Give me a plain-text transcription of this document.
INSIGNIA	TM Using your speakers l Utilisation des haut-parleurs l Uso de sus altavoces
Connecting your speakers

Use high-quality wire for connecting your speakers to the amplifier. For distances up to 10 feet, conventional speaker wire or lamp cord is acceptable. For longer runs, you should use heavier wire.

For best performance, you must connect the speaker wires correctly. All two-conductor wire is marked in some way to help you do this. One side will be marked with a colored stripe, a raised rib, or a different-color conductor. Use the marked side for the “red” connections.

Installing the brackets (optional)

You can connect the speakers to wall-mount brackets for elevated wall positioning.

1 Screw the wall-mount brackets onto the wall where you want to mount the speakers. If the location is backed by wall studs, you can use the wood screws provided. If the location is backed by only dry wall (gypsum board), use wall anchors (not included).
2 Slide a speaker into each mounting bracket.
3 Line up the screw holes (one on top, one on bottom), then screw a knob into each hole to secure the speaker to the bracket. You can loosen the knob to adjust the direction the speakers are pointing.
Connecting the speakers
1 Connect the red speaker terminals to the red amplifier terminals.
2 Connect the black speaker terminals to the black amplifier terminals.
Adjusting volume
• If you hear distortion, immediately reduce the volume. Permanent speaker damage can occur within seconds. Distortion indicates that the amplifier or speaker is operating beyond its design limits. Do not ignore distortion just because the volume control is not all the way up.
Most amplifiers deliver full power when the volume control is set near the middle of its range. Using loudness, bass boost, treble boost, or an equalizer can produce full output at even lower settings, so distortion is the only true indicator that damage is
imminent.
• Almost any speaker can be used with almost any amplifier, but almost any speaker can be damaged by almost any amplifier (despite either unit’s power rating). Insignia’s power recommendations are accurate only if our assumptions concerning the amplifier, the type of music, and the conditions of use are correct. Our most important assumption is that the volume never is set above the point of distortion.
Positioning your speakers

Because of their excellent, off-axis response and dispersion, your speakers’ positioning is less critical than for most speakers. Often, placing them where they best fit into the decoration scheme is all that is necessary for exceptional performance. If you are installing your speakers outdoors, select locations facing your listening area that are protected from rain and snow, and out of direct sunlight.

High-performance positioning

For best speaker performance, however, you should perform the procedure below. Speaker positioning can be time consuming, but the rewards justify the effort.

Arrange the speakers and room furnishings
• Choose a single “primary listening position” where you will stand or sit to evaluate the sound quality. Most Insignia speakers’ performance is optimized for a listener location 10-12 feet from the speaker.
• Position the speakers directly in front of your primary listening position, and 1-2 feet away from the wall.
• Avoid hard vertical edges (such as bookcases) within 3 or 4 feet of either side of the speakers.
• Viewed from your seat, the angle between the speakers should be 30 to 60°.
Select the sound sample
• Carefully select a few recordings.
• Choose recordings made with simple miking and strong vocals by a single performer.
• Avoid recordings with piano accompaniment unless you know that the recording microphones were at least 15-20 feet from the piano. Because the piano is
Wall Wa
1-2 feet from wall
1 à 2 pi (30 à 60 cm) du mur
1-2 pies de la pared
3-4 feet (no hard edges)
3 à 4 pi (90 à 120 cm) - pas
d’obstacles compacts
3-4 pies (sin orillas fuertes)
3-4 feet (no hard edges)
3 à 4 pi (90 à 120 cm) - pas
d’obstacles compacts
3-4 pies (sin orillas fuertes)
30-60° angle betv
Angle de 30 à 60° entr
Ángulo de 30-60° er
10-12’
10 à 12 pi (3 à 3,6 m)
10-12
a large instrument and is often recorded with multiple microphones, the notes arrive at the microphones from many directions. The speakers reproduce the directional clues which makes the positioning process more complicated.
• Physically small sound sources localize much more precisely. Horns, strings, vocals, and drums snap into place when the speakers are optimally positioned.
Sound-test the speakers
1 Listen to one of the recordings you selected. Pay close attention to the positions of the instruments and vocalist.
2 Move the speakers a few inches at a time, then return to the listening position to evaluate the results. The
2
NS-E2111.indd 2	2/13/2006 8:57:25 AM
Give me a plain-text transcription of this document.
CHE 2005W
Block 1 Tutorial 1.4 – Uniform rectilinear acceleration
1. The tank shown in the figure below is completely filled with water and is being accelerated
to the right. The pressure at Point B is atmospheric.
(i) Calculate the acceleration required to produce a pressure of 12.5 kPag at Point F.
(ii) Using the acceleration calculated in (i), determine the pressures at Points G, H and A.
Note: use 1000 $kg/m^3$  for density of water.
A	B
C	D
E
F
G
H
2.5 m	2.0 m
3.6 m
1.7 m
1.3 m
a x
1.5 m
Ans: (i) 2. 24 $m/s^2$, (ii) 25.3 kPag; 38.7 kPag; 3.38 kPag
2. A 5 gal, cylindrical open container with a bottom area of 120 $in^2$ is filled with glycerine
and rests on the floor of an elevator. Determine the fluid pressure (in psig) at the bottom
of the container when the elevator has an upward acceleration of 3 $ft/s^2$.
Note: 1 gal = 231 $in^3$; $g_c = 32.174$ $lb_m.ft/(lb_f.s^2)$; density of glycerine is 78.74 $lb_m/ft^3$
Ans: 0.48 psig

(SHORT PROBLEM):
Your task is to reproduce the whole listing exactly.

(RESPONSE TO THE TASK):
Give me a plain-text transcription of this document.
INSIGNIA	TM Using your speakers l Utilisation des haut-parleurs l Uso de sus altavoces
Connecting your speakers

Use high-quality wire for connecting your speakers to the amplifier. For distances up to 10 feet, conventional speaker wire or lamp cord is acceptable. For longer runs, you should use heavier wire.

For best performance, you must connect the speaker wires correctly. All two-conductor wire is marked in some way to help you do this. One side will be marked with a colored stripe, a raised rib, or a different-color conductor. Use the marked side for the “red” connections.

Installing the brackets (optional)

You can connect the speakers to wall-mount brackets for elevated wall positioning.

1 Screw the wall-mount brackets onto the wall where you want to mount the speakers. If the location is backed by wall studs, you can use the wood screws provided. If the location is backed by only dry wall (gypsum board), use wall anchors (not included).
2 Slide a speaker into each mounting bracket.
3 Line up the screw holes (one on top, one on bottom), then screw a knob into each hole to secure the speaker to the bracket. You can loosen the knob to adjust the direction the speakers are pointing.
Connecting the speakers
1 Connect the red speaker terminals to the red amplifier terminals.
2 Connect the black speaker terminals to the black amplifier terminals.
Adjusting volume
• If you hear distortion, immediately reduce the volume. Permanent speaker damage can occur within seconds. Distortion indicates that the amplifier or speaker is operating beyond its design limits. Do not ignore distortion just because the volume control is not all the way up.
Most amplifiers deliver full power when the volume control is set near the middle of its range. Using loudness, bass boost, treble boost, or an equalizer can produce full output at even lower settings, so distortion is the only true indicator that damage is
imminent.
• Almost any speaker can be used with almost any amplifier, but almost any speaker can be damaged by almost any amplifier (despite either unit’s power rating). Insignia’s power recommendations are accurate only if our assumptions concerning the amplifier, the type of music, and the conditions of use are correct. Our most important assumption is that the volume never is set above the point of distortion.
Positioning your speakers

Because of their excellent, off-axis response and dispersion, your speakers’ positioning is less critical than for most speakers. Often, placing them where they best fit into the decoration scheme is all that is necessary for exceptional performance. If you are installing your speakers outdoors, select locations facing your listening area that are protected from rain and snow, and out of direct sunlight.

High-performance positioning

For best speaker performance, however, you should perform the procedure below. Speaker positioning can be time consuming, but the rewards justify the effort.

Arrange the speakers and room furnishings
• Choose a single “primary listening position” where you will stand or sit to evaluate the sound quality. Most Insignia speakers’ performance is optimized for a listener location 10-12 feet from the speaker.
• Position the speakers directly in front of your primary listening position, and 1-2 feet away from the wall.
• Avoid hard vertical edges (such as bookcases) within 3 or 4 feet of either side of the speakers.
• Viewed from your seat, the angle between the speakers should be 30 to 60°.
Select the sound sample
• Carefully select a few recordings.
• Choose recordings made with simple miking and strong vocals by a single performer.
• Avoid recordings with piano accompaniment unless you know that the recording microphones were at least 15-20 feet from the piano. Because the piano is
Wall Wa
1-2 feet from wall
1 à 2 pi (30 à 60 cm) du mur
1-2 pies de la pared
3-4 feet (no hard edges)
3 à 4 pi (90 à 120 cm) - pas
d’obstacles compacts
3-4 pies (sin orillas fuertes)
3-4 feet (no hard edges)
3 à 4 pi (90 à 120 cm) - pas
d’obstacles compacts
3-4 pies (sin orillas fuertes)
30-60° angle betv
Angle de 30 à 60° entr
Ángulo de 30-60° er
10-12’
10 à 12 pi (3 à 3,6 m)
10-12
a large instrument and is often recorded with multiple microphones, the notes arrive at the microphones from many directions. The speakers reproduce the directional clues which makes the positioning process more complicated.
• Physically small sound sources localize much more precisely. Horns, strings, vocals, and drums snap into place when the speakers are optimally positioned.
Sound-test the speakers
1 Listen to one of the recordings you selected. Pay close attention to the positions of the instruments and vocalist.
2 Move the speakers a few inches at a time, then return to the listening position to evaluate the results. The
2
NS-E2111.indd 2	2/13/2006 8:57:25 AM
Give me a plain-text transcription of this document.
CHE 2005W
Block 1 Tutorial 1.4 – Uniform rectilinear acceleration
1. The tank shown in the figure below is completely filled with water and is being accelerated
to the right. The pressure at Point B is atmospheric.
(i) Calculate the acceleration required to produce a pressure of 12.5 kPag at Point F.
(ii) Using the acceleration calculated in (i), determine the pressures at Points G, H and A.
Note: use 1000 $kg/m^3$  for density of water.
A	B
C	D
E
F
G
H
2.5 m	2.0 m
3.6 m
1.7 m
1.3 m
a x
1.5 m
Ans: (i) 2. 24 $m/s^2$, (ii) 25.3 kPag; 38.7 kPag; 3.38 kPag
2. A 5 gal, cylindrical open container with a bottom area of 120 $in^2$ is filled with glycerine
and rests on the floor of an elevator. Determine the fluid pressure (in psig) at the bottom
of the container when the elevator has an upward acceleration of 3 $ft/s^2$.
Note: 1 gal = 231 $in^3$; $g_c = 32.174$ $lb_m.ft/(lb_f.s^2)$; density of glycerine is 78.74 $lb_m/ft^3$
Ans: 0.48 psig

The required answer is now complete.